START Data supplied

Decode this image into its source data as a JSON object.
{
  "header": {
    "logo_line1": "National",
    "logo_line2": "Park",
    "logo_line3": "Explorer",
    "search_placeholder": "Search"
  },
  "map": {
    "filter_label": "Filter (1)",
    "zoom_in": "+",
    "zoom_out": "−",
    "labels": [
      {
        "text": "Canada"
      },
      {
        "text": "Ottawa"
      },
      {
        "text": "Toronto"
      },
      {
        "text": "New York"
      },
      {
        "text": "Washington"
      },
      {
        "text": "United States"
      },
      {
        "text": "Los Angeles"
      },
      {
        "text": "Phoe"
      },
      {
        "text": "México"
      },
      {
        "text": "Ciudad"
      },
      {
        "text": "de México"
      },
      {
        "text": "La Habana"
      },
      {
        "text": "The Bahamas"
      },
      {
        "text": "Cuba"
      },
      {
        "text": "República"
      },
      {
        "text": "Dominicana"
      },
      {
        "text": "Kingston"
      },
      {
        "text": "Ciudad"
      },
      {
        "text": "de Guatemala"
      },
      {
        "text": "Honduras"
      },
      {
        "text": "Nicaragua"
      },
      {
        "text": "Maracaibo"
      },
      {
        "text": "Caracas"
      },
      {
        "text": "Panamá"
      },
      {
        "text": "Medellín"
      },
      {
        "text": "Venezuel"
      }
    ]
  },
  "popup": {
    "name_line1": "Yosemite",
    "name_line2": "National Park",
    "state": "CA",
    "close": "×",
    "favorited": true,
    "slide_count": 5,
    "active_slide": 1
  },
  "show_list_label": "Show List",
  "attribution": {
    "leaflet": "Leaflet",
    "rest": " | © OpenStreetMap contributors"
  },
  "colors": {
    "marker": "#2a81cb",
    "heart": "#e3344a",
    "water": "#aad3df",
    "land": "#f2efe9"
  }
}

END Data supplied

» **What is needed**: Once more, set down the full listing, verbatim.

» **Correct answer**:
Decode this image into its source data as a JSON object.
{
  "header": {
    "logo_line1": "National",
    "logo_line2": "Park",
    "logo_line3": "Explorer",
    "search_placeholder": "Search"
  },
  "map": {
    "filter_label": "Filter (1)",
    "zoom_in": "+",
    "zoom_out": "−",
    "labels": [
      {
        "text": "Canada"
      },
      {
        "text": "Ottawa"
      },
      {
        "text": "Toronto"
      },
      {
        "text": "New York"
      },
      {
        "text": "Washington"
      },
      {
        "text": "United States"
      },
      {
        "text": "Los Angeles"
      },
      {
        "text": "Phoe"
      },
      {
        "text": "México"
      },
      {
        "text": "Ciudad"
      },
      {
        "text": "de México"
      },
      {
        "text": "La Habana"
      },
      {
        "text": "The Bahamas"
      },
      {
        "text": "Cuba"
      },
      {
        "text": "República"
      },
      {
        "text": "Dominicana"
      },
      {
        "text": "Kingston"
      },
      {
        "text": "Ciudad"
      },
      {
        "text": "de Guatemala"
      },
      {
        "text": "Honduras"
      },
      {
        "text": "Nicaragua"
      },
      {
        "text": "Maracaibo"
      },
      {
        "text": "Caracas"
      },
      {
        "text": "Panamá"
      },
      {
        "text": "Medellín"
      },
      {
        "text": "Venezuel"
      }
    ]
  },
  "popup": {
    "name_line1": "Yosemite",
    "name_line2": "National Park",
    "state": "CA",
    "close": "×",
    "favorited": true,
    "slide_count": 5,
    "active_slide": 1
  },
  "show_list_label": "Show List",
  "attribution": {
    "leaflet": "Leaflet",
    "rest": " | © OpenStreetMap contributors"
  },
  "colors": {
    "marker": "#2a81cb",
    "heart": "#e3344a",
    "water": "#aad3df",
    "land": "#f2efe9"
  }
}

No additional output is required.